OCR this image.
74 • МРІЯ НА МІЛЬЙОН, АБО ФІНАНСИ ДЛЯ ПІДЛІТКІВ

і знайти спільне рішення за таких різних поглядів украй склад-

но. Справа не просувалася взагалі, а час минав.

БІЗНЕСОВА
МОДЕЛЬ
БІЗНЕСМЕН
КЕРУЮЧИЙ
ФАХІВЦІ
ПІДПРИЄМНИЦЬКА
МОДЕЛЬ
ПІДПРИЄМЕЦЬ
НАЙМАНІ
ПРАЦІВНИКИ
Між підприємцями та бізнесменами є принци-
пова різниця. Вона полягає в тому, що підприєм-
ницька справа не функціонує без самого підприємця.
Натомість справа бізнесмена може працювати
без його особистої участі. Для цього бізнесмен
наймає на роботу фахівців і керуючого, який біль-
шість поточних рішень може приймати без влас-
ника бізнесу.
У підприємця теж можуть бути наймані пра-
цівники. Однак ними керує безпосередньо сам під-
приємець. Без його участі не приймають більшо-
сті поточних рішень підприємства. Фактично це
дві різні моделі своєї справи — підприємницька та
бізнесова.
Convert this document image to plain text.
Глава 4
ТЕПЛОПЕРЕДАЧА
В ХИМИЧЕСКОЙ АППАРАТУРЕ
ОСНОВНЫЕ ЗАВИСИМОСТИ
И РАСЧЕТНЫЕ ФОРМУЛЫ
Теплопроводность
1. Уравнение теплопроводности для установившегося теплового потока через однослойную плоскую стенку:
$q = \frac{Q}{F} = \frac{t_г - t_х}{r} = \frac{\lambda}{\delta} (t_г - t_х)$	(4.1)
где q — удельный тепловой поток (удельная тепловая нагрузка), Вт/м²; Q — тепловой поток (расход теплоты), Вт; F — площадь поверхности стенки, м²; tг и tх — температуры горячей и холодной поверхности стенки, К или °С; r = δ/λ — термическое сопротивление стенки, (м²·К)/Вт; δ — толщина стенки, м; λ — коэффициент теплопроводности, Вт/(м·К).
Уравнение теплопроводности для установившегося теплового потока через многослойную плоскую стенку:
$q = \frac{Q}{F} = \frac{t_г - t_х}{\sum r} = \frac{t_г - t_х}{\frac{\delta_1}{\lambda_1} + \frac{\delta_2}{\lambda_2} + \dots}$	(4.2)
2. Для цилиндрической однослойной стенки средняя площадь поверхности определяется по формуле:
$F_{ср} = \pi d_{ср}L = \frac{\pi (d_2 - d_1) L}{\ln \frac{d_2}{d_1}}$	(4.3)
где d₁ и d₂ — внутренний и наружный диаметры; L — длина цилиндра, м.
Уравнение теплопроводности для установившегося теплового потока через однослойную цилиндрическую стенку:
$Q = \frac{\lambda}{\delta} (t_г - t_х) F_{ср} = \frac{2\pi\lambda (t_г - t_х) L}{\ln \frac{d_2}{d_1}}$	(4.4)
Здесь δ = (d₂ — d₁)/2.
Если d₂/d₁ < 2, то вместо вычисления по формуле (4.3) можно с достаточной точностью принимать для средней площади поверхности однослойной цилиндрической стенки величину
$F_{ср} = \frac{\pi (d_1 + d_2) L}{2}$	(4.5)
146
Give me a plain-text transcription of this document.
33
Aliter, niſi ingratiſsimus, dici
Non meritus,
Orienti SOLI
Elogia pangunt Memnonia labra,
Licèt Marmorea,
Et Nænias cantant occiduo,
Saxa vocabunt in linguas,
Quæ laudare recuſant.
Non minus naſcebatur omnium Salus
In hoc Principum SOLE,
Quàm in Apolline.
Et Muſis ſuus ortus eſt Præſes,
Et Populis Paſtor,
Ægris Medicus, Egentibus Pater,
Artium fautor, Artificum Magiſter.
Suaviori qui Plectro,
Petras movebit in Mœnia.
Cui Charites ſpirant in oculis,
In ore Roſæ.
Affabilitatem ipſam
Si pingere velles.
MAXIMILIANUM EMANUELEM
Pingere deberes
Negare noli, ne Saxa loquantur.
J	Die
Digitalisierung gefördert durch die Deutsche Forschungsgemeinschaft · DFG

□ □ □ □

What is expected
Consider the entries above and return each line with the string "Saxa".

Output for this task
Saxa vocabunt in linguas,
Negare noli, ne Saxa loquantur.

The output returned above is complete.